### EXTRACTED TEXT:
-- Begin --

I’ve always known I wanted to be a writer. When I decided to study the Classics in college, and major in Latin, I did it because I knew it would help me be a better writer. It would help me understand the origin of the story.
When I think of myself as a writer, I always think that I am wildly undisciplined. Time is never easy to pin down. It’s easier to scroll through social media than to be disciplined about writing. I look back fondly on the years from 8th grade to 10th grade that I got to write in school, that I got to work on a novel; I think fondly of my first year in college when I didn’t have a part-time job or many social engagements and so I got to write regularly. And then there were jobs. Part-time jobs. Full-time jobs. Multiple jobs. Volunteer jobs. Jobs I hate. Jobs I love. They all require time. They all require time away from writing.
When I left an MFA program in Creative Writing in order to pursue my other passions – Latin, Classical literature, teaching – I felt like I was giving up on something. I felt like a little bit of a failure. If I didn’t have that degree, I wouldn’t be a real writer. The way I convinced myself that everything would be ok, that it didn’t matter that I was dropping out of the MFA program, is to say that I could write anywhere, anytime. Who needs an advanced degree in writing to make a promise to themselves that they will keep doing the things that they love doing? I could do it all – teach and write (and get married and have fur babies and run multiple clubs at my school and act as an advisor for an LGBTQ youth group and so many other things!). I would be able to write anywhere.

-- End --

### SET EXERCISE 1:
Repeat the stretch of the essay on being a writer from "I’ve always known" through "of the story.", word for word.

### DATA TO PROCESS:
-- Begin --

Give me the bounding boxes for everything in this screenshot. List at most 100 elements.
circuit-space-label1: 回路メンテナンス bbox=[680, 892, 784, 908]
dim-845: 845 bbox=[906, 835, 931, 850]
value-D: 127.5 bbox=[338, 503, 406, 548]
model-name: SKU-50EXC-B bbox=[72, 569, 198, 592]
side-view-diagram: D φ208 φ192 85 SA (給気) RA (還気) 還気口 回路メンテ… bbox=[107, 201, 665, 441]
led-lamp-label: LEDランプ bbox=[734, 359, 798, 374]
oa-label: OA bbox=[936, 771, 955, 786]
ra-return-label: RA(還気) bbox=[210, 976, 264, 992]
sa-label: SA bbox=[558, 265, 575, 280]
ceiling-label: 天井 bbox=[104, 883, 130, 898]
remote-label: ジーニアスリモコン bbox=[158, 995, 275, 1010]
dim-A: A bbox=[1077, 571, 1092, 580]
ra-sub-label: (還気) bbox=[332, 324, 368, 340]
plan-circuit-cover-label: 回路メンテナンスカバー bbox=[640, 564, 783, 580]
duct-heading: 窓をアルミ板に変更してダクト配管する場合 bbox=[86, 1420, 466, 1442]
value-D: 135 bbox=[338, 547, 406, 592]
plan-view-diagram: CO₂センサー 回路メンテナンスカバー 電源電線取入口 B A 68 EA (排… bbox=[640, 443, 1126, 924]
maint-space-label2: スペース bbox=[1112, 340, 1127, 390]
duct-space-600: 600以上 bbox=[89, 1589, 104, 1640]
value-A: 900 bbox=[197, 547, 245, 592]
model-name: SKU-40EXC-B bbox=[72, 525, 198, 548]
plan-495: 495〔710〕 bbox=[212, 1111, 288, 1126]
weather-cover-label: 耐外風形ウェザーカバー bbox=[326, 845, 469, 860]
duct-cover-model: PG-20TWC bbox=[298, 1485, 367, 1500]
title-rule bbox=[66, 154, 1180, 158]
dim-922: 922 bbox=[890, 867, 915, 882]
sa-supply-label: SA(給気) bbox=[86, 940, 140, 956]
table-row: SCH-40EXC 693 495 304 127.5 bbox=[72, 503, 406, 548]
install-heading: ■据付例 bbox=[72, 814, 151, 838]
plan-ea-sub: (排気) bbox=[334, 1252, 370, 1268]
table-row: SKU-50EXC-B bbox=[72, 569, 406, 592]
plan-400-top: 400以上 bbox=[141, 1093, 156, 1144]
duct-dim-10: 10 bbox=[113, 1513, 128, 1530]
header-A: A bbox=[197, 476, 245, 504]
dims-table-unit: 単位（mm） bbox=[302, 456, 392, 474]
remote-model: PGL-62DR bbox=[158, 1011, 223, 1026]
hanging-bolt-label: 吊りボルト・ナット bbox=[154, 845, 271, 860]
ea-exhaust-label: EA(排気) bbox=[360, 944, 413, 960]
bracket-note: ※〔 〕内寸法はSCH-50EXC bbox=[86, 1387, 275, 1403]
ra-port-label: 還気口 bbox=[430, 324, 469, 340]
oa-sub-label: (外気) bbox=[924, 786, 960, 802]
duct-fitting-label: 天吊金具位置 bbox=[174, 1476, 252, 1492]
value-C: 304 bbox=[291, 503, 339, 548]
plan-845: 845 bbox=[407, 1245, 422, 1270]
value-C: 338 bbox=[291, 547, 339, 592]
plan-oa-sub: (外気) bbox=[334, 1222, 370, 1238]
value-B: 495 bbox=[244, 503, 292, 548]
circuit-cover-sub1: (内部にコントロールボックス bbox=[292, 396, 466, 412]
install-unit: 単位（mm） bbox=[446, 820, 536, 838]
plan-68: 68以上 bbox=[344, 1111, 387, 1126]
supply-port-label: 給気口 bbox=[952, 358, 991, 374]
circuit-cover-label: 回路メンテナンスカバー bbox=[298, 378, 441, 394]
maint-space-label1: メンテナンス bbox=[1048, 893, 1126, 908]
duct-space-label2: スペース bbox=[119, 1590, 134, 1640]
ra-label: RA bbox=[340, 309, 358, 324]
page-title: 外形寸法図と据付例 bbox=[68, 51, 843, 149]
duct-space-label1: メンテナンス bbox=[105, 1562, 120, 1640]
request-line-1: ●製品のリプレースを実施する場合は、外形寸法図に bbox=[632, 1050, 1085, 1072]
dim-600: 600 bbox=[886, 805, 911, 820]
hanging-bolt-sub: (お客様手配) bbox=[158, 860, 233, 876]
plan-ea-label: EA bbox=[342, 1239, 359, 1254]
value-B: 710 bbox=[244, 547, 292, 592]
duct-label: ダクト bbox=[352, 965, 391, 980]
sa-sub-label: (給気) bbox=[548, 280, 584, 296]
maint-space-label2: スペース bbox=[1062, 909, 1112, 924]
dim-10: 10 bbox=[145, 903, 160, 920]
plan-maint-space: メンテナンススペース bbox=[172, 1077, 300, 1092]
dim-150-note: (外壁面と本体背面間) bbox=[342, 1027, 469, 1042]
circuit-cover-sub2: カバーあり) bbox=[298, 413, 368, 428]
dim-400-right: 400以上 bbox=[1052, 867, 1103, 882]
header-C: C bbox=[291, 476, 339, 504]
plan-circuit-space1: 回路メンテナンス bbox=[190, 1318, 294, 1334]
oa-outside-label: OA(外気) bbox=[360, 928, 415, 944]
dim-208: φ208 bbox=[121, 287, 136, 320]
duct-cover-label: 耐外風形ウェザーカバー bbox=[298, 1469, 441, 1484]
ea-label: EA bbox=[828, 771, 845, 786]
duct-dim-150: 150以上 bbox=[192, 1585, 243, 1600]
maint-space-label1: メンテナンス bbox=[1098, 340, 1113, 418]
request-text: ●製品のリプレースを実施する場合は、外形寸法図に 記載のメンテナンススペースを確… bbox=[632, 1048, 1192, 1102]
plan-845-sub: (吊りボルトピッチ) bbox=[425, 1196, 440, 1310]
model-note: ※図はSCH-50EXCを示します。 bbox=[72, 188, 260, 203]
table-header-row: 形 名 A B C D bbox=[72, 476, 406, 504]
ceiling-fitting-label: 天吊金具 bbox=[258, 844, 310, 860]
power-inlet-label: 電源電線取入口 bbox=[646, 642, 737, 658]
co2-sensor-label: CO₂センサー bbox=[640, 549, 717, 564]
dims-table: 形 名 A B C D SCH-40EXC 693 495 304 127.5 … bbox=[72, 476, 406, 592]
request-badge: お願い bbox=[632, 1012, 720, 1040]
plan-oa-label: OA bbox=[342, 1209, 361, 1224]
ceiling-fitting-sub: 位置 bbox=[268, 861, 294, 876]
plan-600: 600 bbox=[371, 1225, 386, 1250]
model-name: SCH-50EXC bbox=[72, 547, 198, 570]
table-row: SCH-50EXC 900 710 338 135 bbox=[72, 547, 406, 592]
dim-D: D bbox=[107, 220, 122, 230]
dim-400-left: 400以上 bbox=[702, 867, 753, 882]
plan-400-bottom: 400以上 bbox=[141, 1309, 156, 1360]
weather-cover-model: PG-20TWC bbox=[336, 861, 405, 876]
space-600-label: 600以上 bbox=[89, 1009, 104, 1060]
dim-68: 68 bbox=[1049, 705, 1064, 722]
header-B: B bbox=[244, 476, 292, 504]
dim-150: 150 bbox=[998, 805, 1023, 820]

-- End --

### SET EXERCISE 2:
Reproduce the records exactly, from their first line through the line containing "model-name: SKU-40EXC-B bbox=[72, 525, 198, 548]", with both ends included.

### CORRECT ANSWER 1:
I’ve always known I wanted to be a writer. When I decided to study the Classics in college, and major in Latin, I did it because I knew it would help me be a better writer. It would help me understand the origin of the story.

### CORRECT ANSWER 2:
Give me the bounding boxes for everything in this screenshot. List at most 100 elements.
circuit-space-label1: 回路メンテナンス bbox=[680, 892, 784, 908]
dim-845: 845 bbox=[906, 835, 931, 850]
value-D: 127.5 bbox=[338, 503, 406, 548]
model-name: SKU-50EXC-B bbox=[72, 569, 198, 592]
side-view-diagram: D φ208 φ192 85 SA (給気) RA (還気) 還気口 回路メンテ… bbox=[107, 201, 665, 441]
led-lamp-label: LEDランプ bbox=[734, 359, 798, 374]
oa-label: OA bbox=[936, 771, 955, 786]
ra-return-label: RA(還気) bbox=[210, 976, 264, 992]
sa-label: SA bbox=[558, 265, 575, 280]
ceiling-label: 天井 bbox=[104, 883, 130, 898]
remote-label: ジーニアスリモコン bbox=[158, 995, 275, 1010]
dim-A: A bbox=[1077, 571, 1092, 580]
ra-sub-label: (還気) bbox=[332, 324, 368, 340]
plan-circuit-cover-label: 回路メンテナンスカバー bbox=[640, 564, 783, 580]
duct-heading: 窓をアルミ板に変更してダクト配管する場合 bbox=[86, 1420, 466, 1442]
value-D: 135 bbox=[338, 547, 406, 592]
plan-view-diagram: CO₂センサー 回路メンテナンスカバー 電源電線取入口 B A 68 EA (排… bbox=[640, 443, 1126, 924]
maint-space-label2: スペース bbox=[1112, 340, 1127, 390]
duct-space-600: 600以上 bbox=[89, 1589, 104, 1640]
value-A: 900 bbox=[197, 547, 245, 592]
model-name: SKU-40EXC-B bbox=[72, 525, 198, 548]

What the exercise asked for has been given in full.